- Consigne -
Dans l'extrait sur les pompiers de Santa Clara, selon Benjamin Bayart, l'incident relève beaucoup plus de quel problème que de la neutralité du Net ?

- Texte cité -
————————
Nicolas Martin : Un reportage de la chaîne EBC à propos de cet incident autour des pompiers de Santa Clara, dont la lutte contre l’incendie géant a été compliquée par cette limitation du débit. Une réaction ? Alors c’est évidemment très spectaculaire les pompiers contre un incendie. On voit l’injustice à l’œuvre, mais c’est évidemment plus complexe que ça, Benjamin Bayart ?

Benjamin Bayart : Oui. En fait c’est à peine un problème de neutralité du Net. C’est beaucoup plus un problème de définition des contrats. C’est-à-dire que les pompiers utilisent un abonnement grand public et donc dans l’abonnement grand public il y a un certain nombre de limitations prévues au contrat et qui sont appliquées. C’est un peu ridicule que les infrastructures essentielles ne servent pas de manière prioritaire et inclue dans les obligations de service public. Ce sont des histoires de réglementation. Aux États-Unis il y a très peu ce type de réglementation qui prévoient les usages publics, les usages prioritaires, etc.

Nicolas Martin : Serge Abiteboul, on se retrouve tout de même effectivement face à un contrat avec une diminution du réseau qui est quand même une conséquence de cette entrée en vigueur de ce qu’on appelle la fin de la neutralité du Net et qu’on va définir dans quelques instants.
————————
[Entrées du jeu de données de mise en page]
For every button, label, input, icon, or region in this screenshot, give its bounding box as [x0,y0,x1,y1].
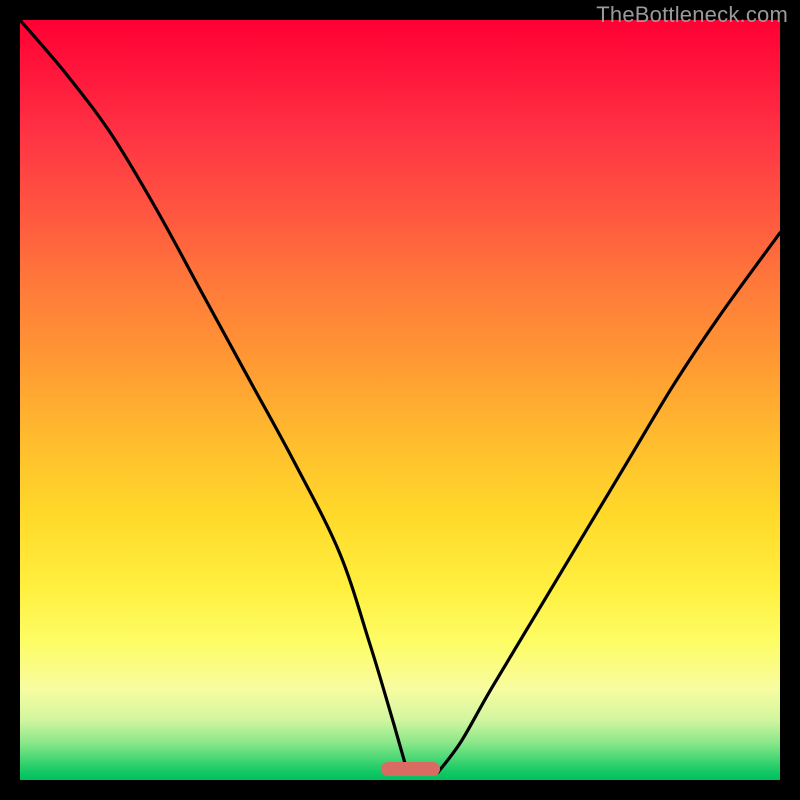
watermark-text: TheBottleneck.com [596,2,788,28]
chart-frame: TheBottleneck.com [0,0,800,800]
curve-left-branch [20,20,408,772]
bottleneck-curve [20,20,780,780]
curve-right-branch [438,233,780,773]
plot-area [20,20,780,780]
bottom-marker [381,762,440,776]
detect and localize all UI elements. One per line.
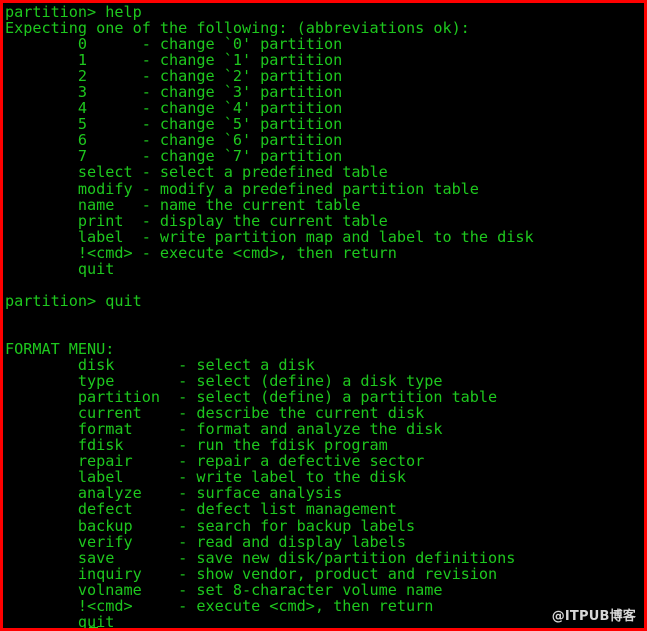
terminal-line: 0 - change `0' partition: [5, 35, 343, 54]
terminal-line: volname - set 8-character volume name: [5, 580, 443, 599]
terminal-line: 3 - change `3' partition: [5, 83, 343, 102]
terminal-line: Expecting one of the following: (abbrevi…: [5, 19, 470, 38]
terminal-line: backup - search for backup labels: [5, 516, 416, 535]
terminal-line: name - name the current table: [5, 195, 361, 214]
terminal-line: select - select a predefined table: [5, 163, 388, 182]
terminal-line: quit: [5, 612, 115, 628]
terminal-line: 6 - change `6' partition: [5, 131, 343, 150]
terminal-line: partition> help: [5, 3, 142, 21]
terminal-line: 5 - change `5' partition: [5, 115, 343, 134]
terminal-output-area[interactable]: partition> help Expecting one of the foll…: [3, 3, 644, 628]
terminal-line: repair - repair a defective sector: [5, 452, 425, 471]
terminal-line: partition> quit: [5, 291, 142, 310]
terminal-line: !<cmd> - execute <cmd>, then return: [5, 243, 397, 262]
terminal-window[interactable]: partition> help Expecting one of the foll…: [0, 0, 647, 631]
terminal-line: quit: [5, 259, 115, 278]
terminal-line: disk - select a disk: [5, 356, 315, 375]
terminal-line: current - describe the current disk: [5, 404, 425, 423]
terminal-line: !<cmd> - execute <cmd>, then return: [5, 596, 434, 615]
terminal-line: analyze - surface analysis: [5, 484, 343, 503]
terminal-line: print - display the current table: [5, 211, 388, 230]
terminal-line: inquiry - show vendor, product and revis…: [5, 564, 498, 583]
terminal-line: save - save new disk/partition definitio…: [5, 548, 516, 567]
terminal-line: partition - select (define) a partition …: [5, 388, 498, 407]
terminal-line: modify - modify a predefined partition t…: [5, 179, 479, 198]
terminal-line: 4 - change `4' partition: [5, 99, 343, 118]
terminal-line: 7 - change `7' partition: [5, 147, 343, 166]
terminal-line: format - format and analyze the disk: [5, 420, 443, 439]
terminal-line: 2 - change `2' partition: [5, 67, 343, 86]
terminal-line: defect - defect list management: [5, 500, 397, 519]
terminal-line: FORMAT MENU:: [5, 339, 115, 358]
terminal-line: 1 - change `1' partition: [5, 51, 343, 70]
terminal-line: fdisk - run the fdisk program: [5, 436, 388, 455]
terminal-line: verify - read and display labels: [5, 532, 407, 551]
terminal-line: label - write partition map and label to…: [5, 227, 534, 246]
terminal-line: label - write label to the disk: [5, 468, 407, 487]
terminal-line: type - select (define) a disk type: [5, 372, 443, 391]
text-cursor: [89, 627, 98, 628]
————————
- Corrigé complet -
D'un problème de définition des contrats.